## Entries from a dataset

——————————

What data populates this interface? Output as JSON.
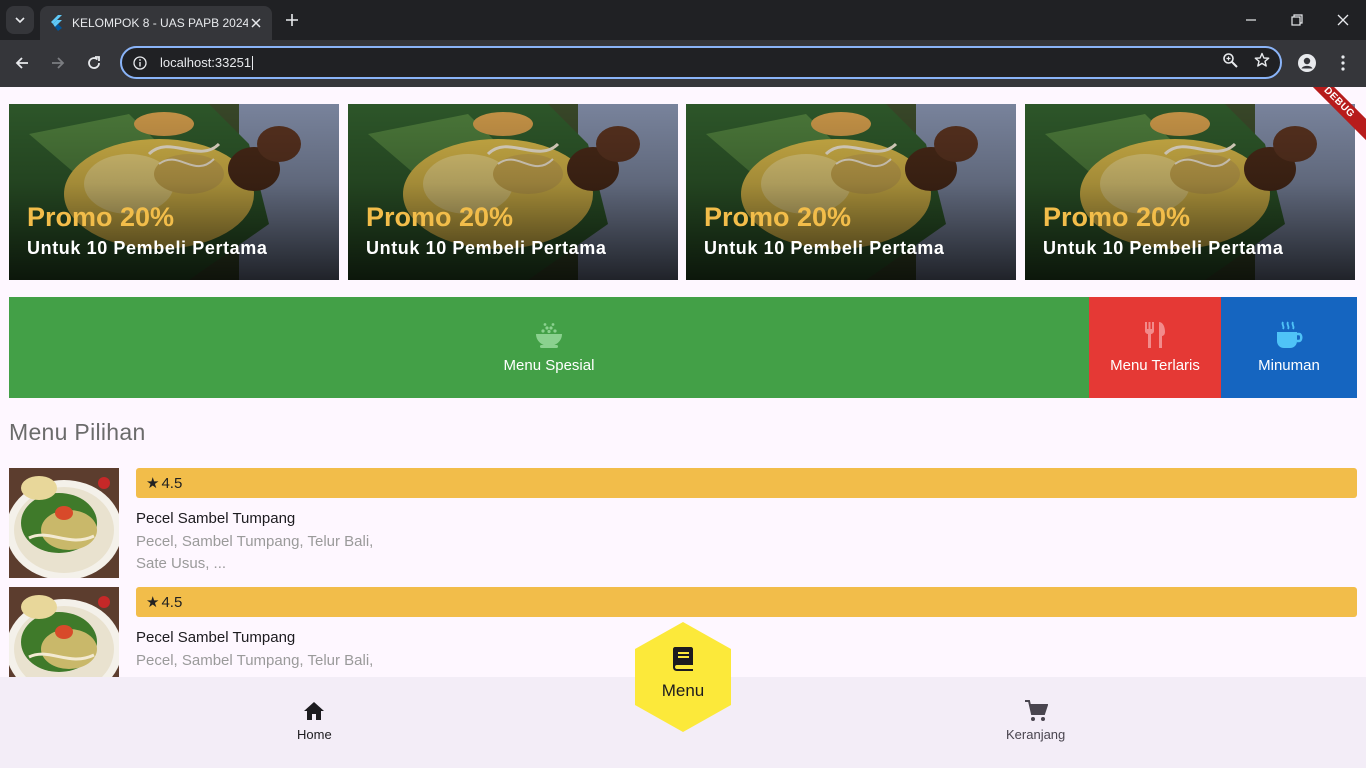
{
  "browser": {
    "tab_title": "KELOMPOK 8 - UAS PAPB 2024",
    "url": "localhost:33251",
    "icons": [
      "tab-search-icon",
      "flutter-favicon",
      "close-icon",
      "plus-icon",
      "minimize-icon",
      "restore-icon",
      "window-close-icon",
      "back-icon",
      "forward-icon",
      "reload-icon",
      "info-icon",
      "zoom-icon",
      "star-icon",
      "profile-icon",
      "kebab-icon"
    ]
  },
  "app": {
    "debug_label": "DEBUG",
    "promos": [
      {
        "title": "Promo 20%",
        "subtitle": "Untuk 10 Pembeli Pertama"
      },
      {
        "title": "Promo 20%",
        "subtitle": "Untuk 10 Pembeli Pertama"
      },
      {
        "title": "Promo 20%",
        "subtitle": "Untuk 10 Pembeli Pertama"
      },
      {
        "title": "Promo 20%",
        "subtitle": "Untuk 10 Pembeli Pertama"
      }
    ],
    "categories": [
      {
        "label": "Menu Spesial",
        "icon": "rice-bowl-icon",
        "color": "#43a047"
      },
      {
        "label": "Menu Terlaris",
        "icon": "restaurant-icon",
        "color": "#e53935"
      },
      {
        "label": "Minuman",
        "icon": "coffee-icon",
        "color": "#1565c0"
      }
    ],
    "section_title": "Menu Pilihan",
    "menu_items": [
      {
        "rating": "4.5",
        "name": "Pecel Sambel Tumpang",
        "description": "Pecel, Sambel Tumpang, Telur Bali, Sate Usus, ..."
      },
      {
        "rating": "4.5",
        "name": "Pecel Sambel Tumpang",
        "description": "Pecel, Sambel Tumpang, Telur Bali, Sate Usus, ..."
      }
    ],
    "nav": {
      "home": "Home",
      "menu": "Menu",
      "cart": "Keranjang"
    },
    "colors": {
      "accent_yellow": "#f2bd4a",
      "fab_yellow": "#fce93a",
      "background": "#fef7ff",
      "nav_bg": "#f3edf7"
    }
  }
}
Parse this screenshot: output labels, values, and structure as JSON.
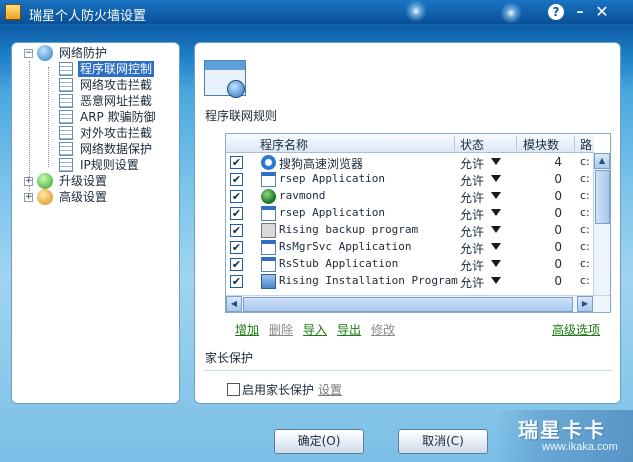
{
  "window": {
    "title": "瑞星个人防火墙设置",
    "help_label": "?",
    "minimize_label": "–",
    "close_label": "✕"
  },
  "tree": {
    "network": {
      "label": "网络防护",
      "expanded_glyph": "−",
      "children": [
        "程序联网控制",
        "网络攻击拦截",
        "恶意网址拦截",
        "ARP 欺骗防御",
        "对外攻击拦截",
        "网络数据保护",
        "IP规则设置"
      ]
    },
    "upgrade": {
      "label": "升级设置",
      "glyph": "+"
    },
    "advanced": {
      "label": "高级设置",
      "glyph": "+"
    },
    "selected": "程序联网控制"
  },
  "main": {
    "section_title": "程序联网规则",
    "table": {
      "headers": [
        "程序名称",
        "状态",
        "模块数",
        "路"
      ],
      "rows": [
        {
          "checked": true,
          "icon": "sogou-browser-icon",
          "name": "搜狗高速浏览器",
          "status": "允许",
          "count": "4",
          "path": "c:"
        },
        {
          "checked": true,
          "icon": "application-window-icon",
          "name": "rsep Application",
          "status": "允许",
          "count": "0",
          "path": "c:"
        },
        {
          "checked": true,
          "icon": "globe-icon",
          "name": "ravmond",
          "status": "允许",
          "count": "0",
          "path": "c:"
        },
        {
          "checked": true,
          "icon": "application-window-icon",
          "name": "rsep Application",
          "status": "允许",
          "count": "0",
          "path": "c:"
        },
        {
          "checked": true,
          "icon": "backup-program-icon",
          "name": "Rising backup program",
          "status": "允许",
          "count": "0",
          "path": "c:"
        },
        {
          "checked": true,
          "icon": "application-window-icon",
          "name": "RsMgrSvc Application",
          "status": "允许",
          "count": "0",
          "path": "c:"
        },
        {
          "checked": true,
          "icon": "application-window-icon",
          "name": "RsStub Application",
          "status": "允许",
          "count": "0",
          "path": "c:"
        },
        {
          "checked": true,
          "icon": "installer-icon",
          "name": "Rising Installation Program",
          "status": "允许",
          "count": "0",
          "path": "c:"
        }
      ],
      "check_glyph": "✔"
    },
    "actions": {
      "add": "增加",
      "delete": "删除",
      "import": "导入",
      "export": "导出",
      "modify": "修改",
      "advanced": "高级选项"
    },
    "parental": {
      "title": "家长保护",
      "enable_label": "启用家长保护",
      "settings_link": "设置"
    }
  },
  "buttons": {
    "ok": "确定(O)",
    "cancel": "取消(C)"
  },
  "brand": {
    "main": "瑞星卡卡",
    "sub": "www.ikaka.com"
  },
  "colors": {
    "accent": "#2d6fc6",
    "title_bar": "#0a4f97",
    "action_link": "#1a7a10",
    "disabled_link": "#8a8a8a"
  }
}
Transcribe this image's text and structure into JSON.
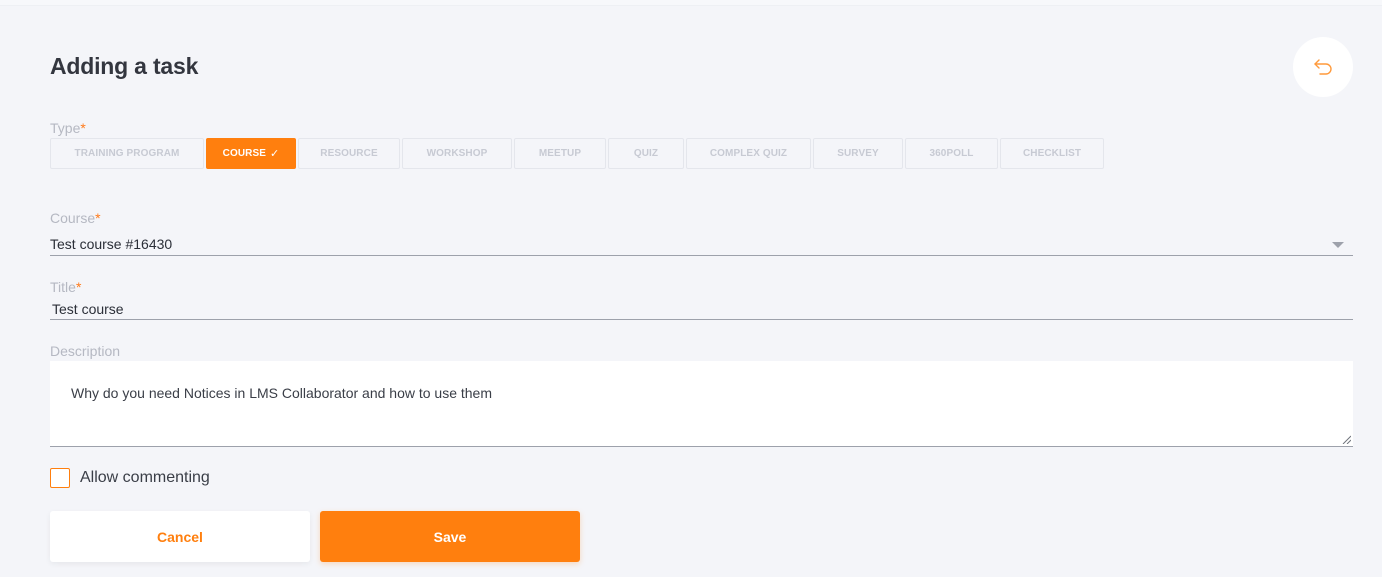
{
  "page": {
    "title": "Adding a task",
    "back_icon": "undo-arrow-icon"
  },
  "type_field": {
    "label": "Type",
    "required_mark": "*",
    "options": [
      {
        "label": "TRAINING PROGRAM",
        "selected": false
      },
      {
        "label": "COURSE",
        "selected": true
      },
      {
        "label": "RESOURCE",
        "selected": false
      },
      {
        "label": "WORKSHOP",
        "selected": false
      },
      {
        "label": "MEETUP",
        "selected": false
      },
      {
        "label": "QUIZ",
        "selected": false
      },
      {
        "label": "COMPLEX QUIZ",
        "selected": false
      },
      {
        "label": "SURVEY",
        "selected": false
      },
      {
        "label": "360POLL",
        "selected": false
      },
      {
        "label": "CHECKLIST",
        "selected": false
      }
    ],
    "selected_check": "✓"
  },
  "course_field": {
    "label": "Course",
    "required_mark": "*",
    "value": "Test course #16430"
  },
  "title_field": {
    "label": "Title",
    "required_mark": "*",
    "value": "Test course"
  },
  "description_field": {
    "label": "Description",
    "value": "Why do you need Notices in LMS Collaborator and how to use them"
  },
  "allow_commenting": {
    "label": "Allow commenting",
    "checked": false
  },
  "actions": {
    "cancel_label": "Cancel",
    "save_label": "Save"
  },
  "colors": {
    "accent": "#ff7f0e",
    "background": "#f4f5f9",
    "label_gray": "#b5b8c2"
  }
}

——————————

## Given problem
Retype the whole listing exactly and leave the pictures out.

## The solution
What data populates this interface? Output as JSON.
{
  "browser": {
    "tab_title": "KELOMPOK 8 - UAS PAPB 2024",
    "url": "localhost:33251",
    "icons": [
      "tab-search-icon",
      "flutter-favicon",
      "close-icon",
      "plus-icon",
      "minimize-icon",
      "restore-icon",
      "window-close-icon",
      "back-icon",
      "forward-icon",
      "reload-icon",
      "info-icon",
      "zoom-icon",
      "star-icon",
      "profile-icon",
      "kebab-icon"
    ]
  },
  "app": {
    "debug_label": "DEBUG",
    "promos": [
      {
        "title": "Promo 20%",
        "subtitle": "Untuk 10 Pembeli Pertama"
      },
      {
        "title": "Promo 20%",
        "subtitle": "Untuk 10 Pembeli Pertama"
      },
      {
        "title": "Promo 20%",
        "subtitle": "Untuk 10 Pembeli Pertama"
      },
      {
        "title": "Promo 20%",
        "subtitle": "Untuk 10 Pembeli Pertama"
      }
    ],
    "categories": [
      {
        "label": "Menu Spesial",
        "icon": "rice-bowl-icon",
        "color": "#43a047"
      },
      {
        "label": "Menu Terlaris",
        "icon": "restaurant-icon",
        "color": "#e53935"
      },
      {
        "label": "Minuman",
        "icon": "coffee-icon",
        "color": "#1565c0"
      }
    ],
    "section_title": "Menu Pilihan",
    "menu_items": [
      {
        "rating": "4.5",
        "name": "Pecel Sambel Tumpang",
        "description": "Pecel, Sambel Tumpang, Telur Bali, Sate Usus, ..."
      },
      {
        "rating": "4.5",
        "name": "Pecel Sambel Tumpang",
        "description": "Pecel, Sambel Tumpang, Telur Bali, Sate Usus, ..."
      }
    ],
    "nav": {
      "home": "Home",
      "menu": "Menu",
      "cart": "Keranjang"
    },
    "colors": {
      "accent_yellow": "#f2bd4a",
      "fab_yellow": "#fce93a",
      "background": "#fef7ff",
      "nav_bg": "#f3edf7"
    }
  }
}
Parse this screenshot: output labels, values, and structure as JSON.
{
  "window": {
    "title": "瑞星个人防火墙设置",
    "help_label": "?",
    "minimize_label": "–",
    "close_label": "✕"
  },
  "tree": {
    "network": {
      "label": "网络防护",
      "expanded_glyph": "−",
      "children": [
        "程序联网控制",
        "网络攻击拦截",
        "恶意网址拦截",
        "ARP 欺骗防御",
        "对外攻击拦截",
        "网络数据保护",
        "IP规则设置"
      ]
    },
    "upgrade": {
      "label": "升级设置",
      "glyph": "+"
    },
    "advanced": {
      "label": "高级设置",
      "glyph": "+"
    },
    "selected": "程序联网控制"
  },
  "main": {
    "section_title": "程序联网规则",
    "table": {
      "headers": [
        "程序名称",
        "状态",
        "模块数",
        "路"
      ],
      "rows": [
        {
          "checked": true,
          "icon": "sogou-browser-icon",
          "name": "搜狗高速浏览器",
          "status": "允许",
          "count": "4",
          "path": "c:"
        },
        {
          "checked": true,
          "icon": "application-window-icon",
          "name": "rsep Application",
          "status": "允许",
          "count": "0",
          "path": "c:"
        },
        {
          "checked": true,
          "icon": "globe-icon",
          "name": "ravmond",
          "status": "允许",
          "count": "0",
          "path": "c:"
        },
        {
          "checked": true,
          "icon": "application-window-icon",
          "name": "rsep Application",
          "status": "允许",
          "count": "0",
          "path": "c:"
        },
        {
          "checked": true,
          "icon": "backup-program-icon",
          "name": "Rising backup program",
          "status": "允许",
          "count": "0",
          "path": "c:"
        },
        {
          "checked": true,
          "icon": "application-window-icon",
          "name": "RsMgrSvc Application",
          "status": "允许",
          "count": "0",
          "path": "c:"
        },
        {
          "checked": true,
          "icon": "application-window-icon",
          "name": "RsStub Application",
          "status": "允许",
          "count": "0",
          "path": "c:"
        },
        {
          "checked": true,
          "icon": "installer-icon",
          "name": "Rising Installation Program",
          "status": "允许",
          "count": "0",
          "path": "c:"
        }
      ],
      "check_glyph": "✔"
    },
    "actions": {
      "add": "增加",
      "delete": "删除",
      "import": "导入",
      "export": "导出",
      "modify": "修改",
      "advanced": "高级选项"
    },
    "parental": {
      "title": "家长保护",
      "enable_label": "启用家长保护",
      "settings_link": "设置"
    }
  },
  "buttons": {
    "ok": "确定(O)",
    "cancel": "取消(C)"
  },
  "brand": {
    "main": "瑞星卡卡",
    "sub": "www.ikaka.com"
  },
  "colors": {
    "accent": "#2d6fc6",
    "title_bar": "#0a4f97",
    "action_link": "#1a7a10",
    "disabled_link": "#8a8a8a"
  }
}
Transcribe this image's text and structure into JSON.
{
  "page": {
    "title": "Adding a task",
    "back_icon": "undo-arrow-icon"
  },
  "type_field": {
    "label": "Type",
    "required_mark": "*",
    "options": [
      {
        "label": "TRAINING PROGRAM",
        "selected": false
      },
      {
        "label": "COURSE",
        "selected": true
      },
      {
        "label": "RESOURCE",
        "selected": false
      },
      {
        "label": "WORKSHOP",
        "selected": false
      },
      {
        "label": "MEETUP",
        "selected": false
      },
      {
        "label": "QUIZ",
        "selected": false
      },
      {
        "label": "COMPLEX QUIZ",
        "selected": false
      },
      {
        "label": "SURVEY",
        "selected": false
      },
      {
        "label": "360POLL",
        "selected": false
      },
      {
        "label": "CHECKLIST",
        "selected": false
      }
    ],
    "selected_check": "✓"
  },
  "course_field": {
    "label": "Course",
    "required_mark": "*",
    "value": "Test course #16430"
  },
  "title_field": {
    "label": "Title",
    "required_mark": "*",
    "value": "Test course"
  },
  "description_field": {
    "label": "Description",
    "value": "Why do you need Notices in LMS Collaborator and how to use them"
  },
  "allow_commenting": {
    "label": "Allow commenting",
    "checked": false
  },
  "actions": {
    "cancel_label": "Cancel",
    "save_label": "Save"
  },
  "colors": {
    "accent": "#ff7f0e",
    "background": "#f4f5f9",
    "label_gray": "#b5b8c2"
  }
}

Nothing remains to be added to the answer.